■ **JOB**
Make an exact copy of the entries below.

[Collected data entries]
+-------+
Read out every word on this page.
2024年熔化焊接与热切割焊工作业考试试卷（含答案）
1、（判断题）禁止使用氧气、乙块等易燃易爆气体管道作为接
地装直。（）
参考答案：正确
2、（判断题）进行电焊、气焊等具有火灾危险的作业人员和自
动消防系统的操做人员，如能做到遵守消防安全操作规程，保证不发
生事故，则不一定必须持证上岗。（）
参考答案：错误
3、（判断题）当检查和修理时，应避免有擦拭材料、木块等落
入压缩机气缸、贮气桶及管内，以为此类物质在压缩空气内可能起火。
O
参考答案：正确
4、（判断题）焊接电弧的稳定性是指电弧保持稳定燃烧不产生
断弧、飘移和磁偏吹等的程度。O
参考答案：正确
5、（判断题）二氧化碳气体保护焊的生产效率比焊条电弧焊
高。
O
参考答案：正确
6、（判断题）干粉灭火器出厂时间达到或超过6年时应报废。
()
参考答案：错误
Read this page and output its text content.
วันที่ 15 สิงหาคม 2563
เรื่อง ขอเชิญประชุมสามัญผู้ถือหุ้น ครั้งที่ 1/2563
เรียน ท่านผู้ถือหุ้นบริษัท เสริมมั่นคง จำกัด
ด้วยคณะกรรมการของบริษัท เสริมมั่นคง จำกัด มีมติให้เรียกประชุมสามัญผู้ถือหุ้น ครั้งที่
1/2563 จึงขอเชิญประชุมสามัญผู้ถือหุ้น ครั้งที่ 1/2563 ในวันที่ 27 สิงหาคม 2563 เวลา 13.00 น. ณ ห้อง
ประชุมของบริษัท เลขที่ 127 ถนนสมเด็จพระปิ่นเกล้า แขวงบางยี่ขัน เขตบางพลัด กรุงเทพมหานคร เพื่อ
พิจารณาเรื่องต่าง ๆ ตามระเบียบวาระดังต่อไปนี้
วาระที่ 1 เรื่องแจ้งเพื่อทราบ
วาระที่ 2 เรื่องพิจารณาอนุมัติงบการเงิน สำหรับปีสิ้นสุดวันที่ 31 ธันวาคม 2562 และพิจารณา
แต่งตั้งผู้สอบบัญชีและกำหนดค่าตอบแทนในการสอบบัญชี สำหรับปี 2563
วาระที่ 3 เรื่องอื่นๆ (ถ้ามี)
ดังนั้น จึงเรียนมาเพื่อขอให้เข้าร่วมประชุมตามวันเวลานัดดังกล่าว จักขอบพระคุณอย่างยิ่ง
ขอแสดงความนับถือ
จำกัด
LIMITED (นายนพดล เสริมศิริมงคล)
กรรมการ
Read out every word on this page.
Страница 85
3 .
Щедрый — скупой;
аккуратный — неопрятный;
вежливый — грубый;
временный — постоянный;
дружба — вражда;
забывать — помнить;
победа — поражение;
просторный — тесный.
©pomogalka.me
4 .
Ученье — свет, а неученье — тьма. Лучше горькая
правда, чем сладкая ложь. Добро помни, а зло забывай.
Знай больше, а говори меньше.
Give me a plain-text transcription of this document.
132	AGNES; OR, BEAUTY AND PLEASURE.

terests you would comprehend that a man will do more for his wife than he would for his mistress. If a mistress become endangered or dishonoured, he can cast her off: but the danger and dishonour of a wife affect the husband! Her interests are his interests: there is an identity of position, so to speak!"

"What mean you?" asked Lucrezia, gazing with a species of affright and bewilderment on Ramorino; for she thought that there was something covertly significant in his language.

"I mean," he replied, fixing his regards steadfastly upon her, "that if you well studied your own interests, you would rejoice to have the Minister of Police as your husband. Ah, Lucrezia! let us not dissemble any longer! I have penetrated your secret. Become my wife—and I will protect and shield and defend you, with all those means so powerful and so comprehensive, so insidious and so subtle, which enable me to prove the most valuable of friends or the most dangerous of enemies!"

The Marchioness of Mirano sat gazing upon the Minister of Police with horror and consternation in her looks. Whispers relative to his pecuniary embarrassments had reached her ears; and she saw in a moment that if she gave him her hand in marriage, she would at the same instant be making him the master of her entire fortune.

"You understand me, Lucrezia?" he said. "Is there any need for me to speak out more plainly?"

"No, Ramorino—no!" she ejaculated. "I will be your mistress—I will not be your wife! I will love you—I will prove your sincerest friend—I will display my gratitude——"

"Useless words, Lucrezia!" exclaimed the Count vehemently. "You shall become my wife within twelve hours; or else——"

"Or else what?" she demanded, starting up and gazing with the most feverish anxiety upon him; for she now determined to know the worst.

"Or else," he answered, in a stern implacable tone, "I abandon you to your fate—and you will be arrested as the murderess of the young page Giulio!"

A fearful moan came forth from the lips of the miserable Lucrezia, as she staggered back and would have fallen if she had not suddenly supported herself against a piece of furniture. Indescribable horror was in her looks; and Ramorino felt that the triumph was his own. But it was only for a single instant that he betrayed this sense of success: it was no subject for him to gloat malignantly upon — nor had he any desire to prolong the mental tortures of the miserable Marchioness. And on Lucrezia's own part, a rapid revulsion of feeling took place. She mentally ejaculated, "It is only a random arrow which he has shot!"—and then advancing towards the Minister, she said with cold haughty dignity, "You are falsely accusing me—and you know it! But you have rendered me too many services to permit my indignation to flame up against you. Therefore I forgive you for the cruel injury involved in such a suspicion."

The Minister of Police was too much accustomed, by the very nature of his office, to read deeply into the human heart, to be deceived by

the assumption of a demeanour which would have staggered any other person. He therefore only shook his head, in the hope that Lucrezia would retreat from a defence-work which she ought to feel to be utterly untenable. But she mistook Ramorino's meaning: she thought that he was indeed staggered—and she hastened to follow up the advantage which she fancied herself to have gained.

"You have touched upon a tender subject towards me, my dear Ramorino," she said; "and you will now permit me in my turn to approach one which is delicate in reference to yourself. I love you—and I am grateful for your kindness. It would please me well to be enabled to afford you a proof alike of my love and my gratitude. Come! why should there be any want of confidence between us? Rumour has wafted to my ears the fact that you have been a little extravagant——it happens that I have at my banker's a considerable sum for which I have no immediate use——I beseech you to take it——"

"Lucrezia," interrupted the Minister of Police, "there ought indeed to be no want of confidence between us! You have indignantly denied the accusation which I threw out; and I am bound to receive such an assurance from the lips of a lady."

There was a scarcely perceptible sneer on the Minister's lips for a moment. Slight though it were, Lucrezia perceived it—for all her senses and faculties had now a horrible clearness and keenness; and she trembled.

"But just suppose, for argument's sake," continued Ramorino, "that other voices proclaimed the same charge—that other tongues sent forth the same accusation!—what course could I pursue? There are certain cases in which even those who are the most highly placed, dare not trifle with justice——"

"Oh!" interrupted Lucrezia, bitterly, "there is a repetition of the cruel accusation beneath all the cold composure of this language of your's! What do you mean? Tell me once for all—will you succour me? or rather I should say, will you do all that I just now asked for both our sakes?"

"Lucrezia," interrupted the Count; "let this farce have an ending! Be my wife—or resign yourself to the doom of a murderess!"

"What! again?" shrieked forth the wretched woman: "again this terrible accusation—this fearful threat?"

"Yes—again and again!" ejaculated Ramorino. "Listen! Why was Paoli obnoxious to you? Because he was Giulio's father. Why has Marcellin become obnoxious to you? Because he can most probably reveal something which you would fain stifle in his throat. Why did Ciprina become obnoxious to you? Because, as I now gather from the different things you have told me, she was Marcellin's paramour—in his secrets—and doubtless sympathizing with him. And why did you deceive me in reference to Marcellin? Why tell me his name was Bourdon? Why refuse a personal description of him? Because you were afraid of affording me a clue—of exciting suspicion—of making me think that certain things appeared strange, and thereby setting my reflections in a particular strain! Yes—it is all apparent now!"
+-------+
■ **EXPECTED ANSWER**
Read out every word on this page.
2024年熔化焊接与热切割焊工作业考试试卷（含答案）
1、（判断题）禁止使用氧气、乙块等易燃易爆气体管道作为接
地装直。（）
参考答案：正确
2、（判断题）进行电焊、气焊等具有火灾危险的作业人员和自
动消防系统的操做人员，如能做到遵守消防安全操作规程，保证不发
生事故，则不一定必须持证上岗。（）
参考答案：错误
3、（判断题）当检查和修理时，应避免有擦拭材料、木块等落
入压缩机气缸、贮气桶及管内，以为此类物质在压缩空气内可能起火。
O
参考答案：正确
4、（判断题）焊接电弧的稳定性是指电弧保持稳定燃烧不产生
断弧、飘移和磁偏吹等的程度。O
参考答案：正确
5、（判断题）二氧化碳气体保护焊的生产效率比焊条电弧焊
高。
O
参考答案：正确
6、（判断题）干粉灭火器出厂时间达到或超过6年时应报废。
()
参考答案：错误
Read this page and output its text content.
วันที่ 15 สิงหาคม 2563
เรื่อง ขอเชิญประชุมสามัญผู้ถือหุ้น ครั้งที่ 1/2563
เรียน ท่านผู้ถือหุ้นบริษัท เสริมมั่นคง จำกัด
ด้วยคณะกรรมการของบริษัท เสริมมั่นคง จำกัด มีมติให้เรียกประชุมสามัญผู้ถือหุ้น ครั้งที่
1/2563 จึงขอเชิญประชุมสามัญผู้ถือหุ้น ครั้งที่ 1/2563 ในวันที่ 27 สิงหาคม 2563 เวลา 13.00 น. ณ ห้อง
ประชุมของบริษัท เลขที่ 127 ถนนสมเด็จพระปิ่นเกล้า แขวงบางยี่ขัน เขตบางพลัด กรุงเทพมหานคร เพื่อ
พิจารณาเรื่องต่าง ๆ ตามระเบียบวาระดังต่อไปนี้
วาระที่ 1 เรื่องแจ้งเพื่อทราบ
วาระที่ 2 เรื่องพิจารณาอนุมัติงบการเงิน สำหรับปีสิ้นสุดวันที่ 31 ธันวาคม 2562 และพิจารณา
แต่งตั้งผู้สอบบัญชีและกำหนดค่าตอบแทนในการสอบบัญชี สำหรับปี 2563
วาระที่ 3 เรื่องอื่นๆ (ถ้ามี)
ดังนั้น จึงเรียนมาเพื่อขอให้เข้าร่วมประชุมตามวันเวลานัดดังกล่าว จักขอบพระคุณอย่างยิ่ง
ขอแสดงความนับถือ
จำกัด
LIMITED (นายนพดล เสริมศิริมงคล)
กรรมการ
Read out every word on this page.
Страница 85
3 .
Щедрый — скупой;
аккуратный — неопрятный;
вежливый — грубый;
временный — постоянный;
дружба — вражда;
забывать — помнить;
победа — поражение;
просторный — тесный.
©pomogalka.me
4 .
Ученье — свет, а неученье — тьма. Лучше горькая
правда, чем сладкая ложь. Добро помни, а зло забывай.
Знай больше, а говори меньше.
Give me a plain-text transcription of this document.
132	AGNES; OR, BEAUTY AND PLEASURE.

terests you would comprehend that a man will do more for his wife than he would for his mistress. If a mistress become endangered or dishonoured, he can cast her off: but the danger and dishonour of a wife affect the husband! Her interests are his interests: there is an identity of position, so to speak!"

"What mean you?" asked Lucrezia, gazing with a species of affright and bewilderment on Ramorino; for she thought that there was something covertly significant in his language.

"I mean," he replied, fixing his regards steadfastly upon her, "that if you well studied your own interests, you would rejoice to have the Minister of Police as your husband. Ah, Lucrezia! let us not dissemble any longer! I have penetrated your secret. Become my wife—and I will protect and shield and defend you, with all those means so powerful and so comprehensive, so insidious and so subtle, which enable me to prove the most valuable of friends or the most dangerous of enemies!"

The Marchioness of Mirano sat gazing upon the Minister of Police with horror and consternation in her looks. Whispers relative to his pecuniary embarrassments had reached her ears; and she saw in a moment that if she gave him her hand in marriage, she would at the same instant be making him the master of her entire fortune.

"You understand me, Lucrezia?" he said. "Is there any need for me to speak out more plainly?"

"No, Ramorino—no!" she ejaculated. "I will be your mistress—I will not be your wife! I will love you—I will prove your sincerest friend—I will display my gratitude——"

"Useless words, Lucrezia!" exclaimed the Count vehemently. "You shall become my wife within twelve hours; or else——"

"Or else what?" she demanded, starting up and gazing with the most feverish anxiety upon him; for she now determined to know the worst.

"Or else," he answered, in a stern implacable tone, "I abandon you to your fate—and you will be arrested as the murderess of the young page Giulio!"

A fearful moan came forth from the lips of the miserable Lucrezia, as she staggered back and would have fallen if she had not suddenly supported herself against a piece of furniture. Indescribable horror was in her looks; and Ramorino felt that the triumph was his own. But it was only for a single instant that he betrayed this sense of success: it was no subject for him to gloat malignantly upon — nor had he any desire to prolong the mental tortures of the miserable Marchioness. And on Lucrezia's own part, a rapid revulsion of feeling took place. She mentally ejaculated, "It is only a random arrow which he has shot!"—and then advancing towards the Minister, she said with cold haughty dignity, "You are falsely accusing me—and you know it! But you have rendered me too many services to permit my indignation to flame up against you. Therefore I forgive you for the cruel injury involved in such a suspicion."

The Minister of Police was too much accustomed, by the very nature of his office, to read deeply into the human heart, to be deceived by

the assumption of a demeanour which would have staggered any other person. He therefore only shook his head, in the hope that Lucrezia would retreat from a defence-work which she ought to feel to be utterly untenable. But she mistook Ramorino's meaning: she thought that he was indeed staggered—and she hastened to follow up the advantage which she fancied herself to have gained.

"You have touched upon a tender subject towards me, my dear Ramorino," she said; "and you will now permit me in my turn to approach one which is delicate in reference to yourself. I love you—and I am grateful for your kindness. It would please me well to be enabled to afford you a proof alike of my love and my gratitude. Come! why should there be any want of confidence between us? Rumour has wafted to my ears the fact that you have been a little extravagant——it happens that I have at my banker's a considerable sum for which I have no immediate use——I beseech you to take it——"

"Lucrezia," interrupted the Minister of Police, "there ought indeed to be no want of confidence between us! You have indignantly denied the accusation which I threw out; and I am bound to receive such an assurance from the lips of a lady."

There was a scarcely perceptible sneer on the Minister's lips for a moment. Slight though it were, Lucrezia perceived it—for all her senses and faculties had now a horrible clearness and keenness; and she trembled.

"But just suppose, for argument's sake," continued Ramorino, "that other voices proclaimed the same charge—that other tongues sent forth the same accusation!—what course could I pursue? There are certain cases in which even those who are the most highly placed, dare not trifle with justice——"

"Oh!" interrupted Lucrezia, bitterly, "there is a repetition of the cruel accusation beneath all the cold composure of this language of your's! What do you mean? Tell me once for all—will you succour me? or rather I should say, will you do all that I just now asked for both our sakes?"

"Lucrezia," interrupted the Count; "let this farce have an ending! Be my wife—or resign yourself to the doom of a murderess!"

"What! again?" shrieked forth the wretched woman: "again this terrible accusation—this fearful threat?"

"Yes—again and again!" ejaculated Ramorino. "Listen! Why was Paoli obnoxious to you? Because he was Giulio's father. Why has Marcellin become obnoxious to you? Because he can most probably reveal something which you would fain stifle in his throat. Why did Ciprina become obnoxious to you? Because, as I now gather from the different things you have told me, she was Marcellin's paramour—in his secrets—and doubtless sympathizing with him. And why did you deceive me in reference to Marcellin? Why tell me his name was Bourdon? Why refuse a personal description of him? Because you were afraid of affording me a clue—of exciting suspicion—of making me think that certain things appeared strange, and thereby setting my reflections in a particular strain! Yes—it is all apparent now!"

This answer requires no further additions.